* [To be done]: Every entry below must appear again, exactly as written.

* [Supplied material]:
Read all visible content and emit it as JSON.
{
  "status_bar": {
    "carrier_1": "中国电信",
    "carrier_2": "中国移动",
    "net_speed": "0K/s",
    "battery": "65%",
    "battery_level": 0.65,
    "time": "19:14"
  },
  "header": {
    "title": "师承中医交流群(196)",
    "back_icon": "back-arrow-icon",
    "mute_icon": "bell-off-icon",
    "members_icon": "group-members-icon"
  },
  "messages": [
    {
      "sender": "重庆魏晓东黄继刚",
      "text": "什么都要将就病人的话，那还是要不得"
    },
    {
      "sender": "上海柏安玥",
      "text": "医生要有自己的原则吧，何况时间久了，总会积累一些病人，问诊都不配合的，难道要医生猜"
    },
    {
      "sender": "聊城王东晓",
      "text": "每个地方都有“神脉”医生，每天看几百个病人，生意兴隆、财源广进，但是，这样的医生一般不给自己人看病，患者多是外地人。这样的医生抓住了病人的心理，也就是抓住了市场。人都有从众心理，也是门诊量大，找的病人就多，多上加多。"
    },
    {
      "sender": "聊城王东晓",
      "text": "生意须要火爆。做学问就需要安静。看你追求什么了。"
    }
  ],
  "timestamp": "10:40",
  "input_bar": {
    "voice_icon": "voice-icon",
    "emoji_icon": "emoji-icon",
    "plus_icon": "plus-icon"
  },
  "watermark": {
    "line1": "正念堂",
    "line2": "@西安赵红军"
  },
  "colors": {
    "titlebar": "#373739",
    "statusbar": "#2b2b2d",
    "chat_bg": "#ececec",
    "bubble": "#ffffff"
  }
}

* [Worked solution]:
Read all visible content and emit it as JSON.
{
  "status_bar": {
    "carrier_1": "中国电信",
    "carrier_2": "中国移动",
    "net_speed": "0K/s",
    "battery": "65%",
    "battery_level": 0.65,
    "time": "19:14"
  },
  "header": {
    "title": "师承中医交流群(196)",
    "back_icon": "back-arrow-icon",
    "mute_icon": "bell-off-icon",
    "members_icon": "group-members-icon"
  },
  "messages": [
    {
      "sender": "重庆魏晓东黄继刚",
      "text": "什么都要将就病人的话，那还是要不得"
    },
    {
      "sender": "上海柏安玥",
      "text": "医生要有自己的原则吧，何况时间久了，总会积累一些病人，问诊都不配合的，难道要医生猜"
    },
    {
      "sender": "聊城王东晓",
      "text": "每个地方都有“神脉”医生，每天看几百个病人，生意兴隆、财源广进，但是，这样的医生一般不给自己人看病，患者多是外地人。这样的医生抓住了病人的心理，也就是抓住了市场。人都有从众心理，也是门诊量大，找的病人就多，多上加多。"
    },
    {
      "sender": "聊城王东晓",
      "text": "生意须要火爆。做学问就需要安静。看你追求什么了。"
    }
  ],
  "timestamp": "10:40",
  "input_bar": {
    "voice_icon": "voice-icon",
    "emoji_icon": "emoji-icon",
    "plus_icon": "plus-icon"
  },
  "watermark": {
    "line1": "正念堂",
    "line2": "@西安赵红军"
  },
  "colors": {
    "titlebar": "#373739",
    "statusbar": "#2b2b2d",
    "chat_bg": "#ececec",
    "bubble": "#ffffff"
  }
}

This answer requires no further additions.